Implicature: he wasn't. Cancelled: "And that was what I was doing."
"At that time of my philosophical life, I worked out my ideas on my typewriter, not
in talk."
Oddly (?) Grice never learned to type (but learned to smoke from his aristocratic mother, Mabel Fenton). He uses 'typewriter' as an example of useless thing (for him, "who don't type" (Reply to Richards, -- "Prejudices and predilections, which become the life and opinions of Paul Grice", by Paul Grice).
Aune gets at his reminiscing best:
"Grice’s
(a) rambling,
(b) leisurely, and
(c) seemingly inclusive discussions"
... "took too
much time away from the work I wanted to be doing myself."
Hey! It was just a couple of hours post-breakfast and pre-lunch! Just kidding!
But we would need to elaborate on the three features:
(a)
-- 'ramble' being the best. Cfr. peripatetic. Rambles with Grice on the Meadows, as it were.
(b)

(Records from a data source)
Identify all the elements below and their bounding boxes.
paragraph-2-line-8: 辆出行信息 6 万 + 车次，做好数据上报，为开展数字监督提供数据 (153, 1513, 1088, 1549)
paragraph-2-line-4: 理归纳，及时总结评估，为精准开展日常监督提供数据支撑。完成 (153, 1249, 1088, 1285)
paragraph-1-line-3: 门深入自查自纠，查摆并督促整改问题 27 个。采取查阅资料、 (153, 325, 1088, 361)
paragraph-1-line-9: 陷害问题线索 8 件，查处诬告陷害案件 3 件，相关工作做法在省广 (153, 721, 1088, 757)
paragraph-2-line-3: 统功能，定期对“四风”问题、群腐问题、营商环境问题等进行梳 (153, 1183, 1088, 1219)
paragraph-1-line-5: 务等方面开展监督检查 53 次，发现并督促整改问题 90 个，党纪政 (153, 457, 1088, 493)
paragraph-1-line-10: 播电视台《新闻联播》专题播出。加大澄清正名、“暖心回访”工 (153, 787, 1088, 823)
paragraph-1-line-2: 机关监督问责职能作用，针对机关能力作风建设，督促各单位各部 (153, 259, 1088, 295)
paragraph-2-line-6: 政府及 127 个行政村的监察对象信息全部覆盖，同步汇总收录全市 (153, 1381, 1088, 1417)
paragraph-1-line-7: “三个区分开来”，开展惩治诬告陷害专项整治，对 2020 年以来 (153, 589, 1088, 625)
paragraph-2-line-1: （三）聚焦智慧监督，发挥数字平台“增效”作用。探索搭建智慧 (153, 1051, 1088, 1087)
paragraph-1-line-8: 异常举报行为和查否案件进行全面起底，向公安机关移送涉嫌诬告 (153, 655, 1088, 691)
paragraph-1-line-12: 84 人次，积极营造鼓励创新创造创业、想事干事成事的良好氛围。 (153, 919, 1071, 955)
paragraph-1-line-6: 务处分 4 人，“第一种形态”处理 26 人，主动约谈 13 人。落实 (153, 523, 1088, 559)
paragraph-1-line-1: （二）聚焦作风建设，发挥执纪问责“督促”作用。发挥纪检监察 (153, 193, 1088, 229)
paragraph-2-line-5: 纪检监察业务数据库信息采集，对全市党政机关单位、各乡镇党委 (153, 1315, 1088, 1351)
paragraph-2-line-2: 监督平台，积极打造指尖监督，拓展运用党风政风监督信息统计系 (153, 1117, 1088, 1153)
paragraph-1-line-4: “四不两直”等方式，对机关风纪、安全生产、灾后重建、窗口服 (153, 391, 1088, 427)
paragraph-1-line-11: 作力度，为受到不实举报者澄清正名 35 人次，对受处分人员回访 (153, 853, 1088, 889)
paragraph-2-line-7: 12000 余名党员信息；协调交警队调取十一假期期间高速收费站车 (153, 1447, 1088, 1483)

▶ _What you will do_:
- A) Please copy the passage about Grice word for word, beginning at "Aune gets at" and stopping after "pre-lunch! Just kidding!".
- B) In the passage about Grice, who taught Grice to smoke?

▶ _Results for the exercise_:
- A)
Aune gets at his reminiscing best:
"Grice’s
(a) rambling,
(b) leisurely, and
(c) seemingly inclusive discussions"
... "took too
much time away from the work I wanted to be doing myself."
Hey! It was just a couple of hours post-breakfast and pre-lunch! Just kidding!

- B) His aristocratic mother, Mabel Fenton.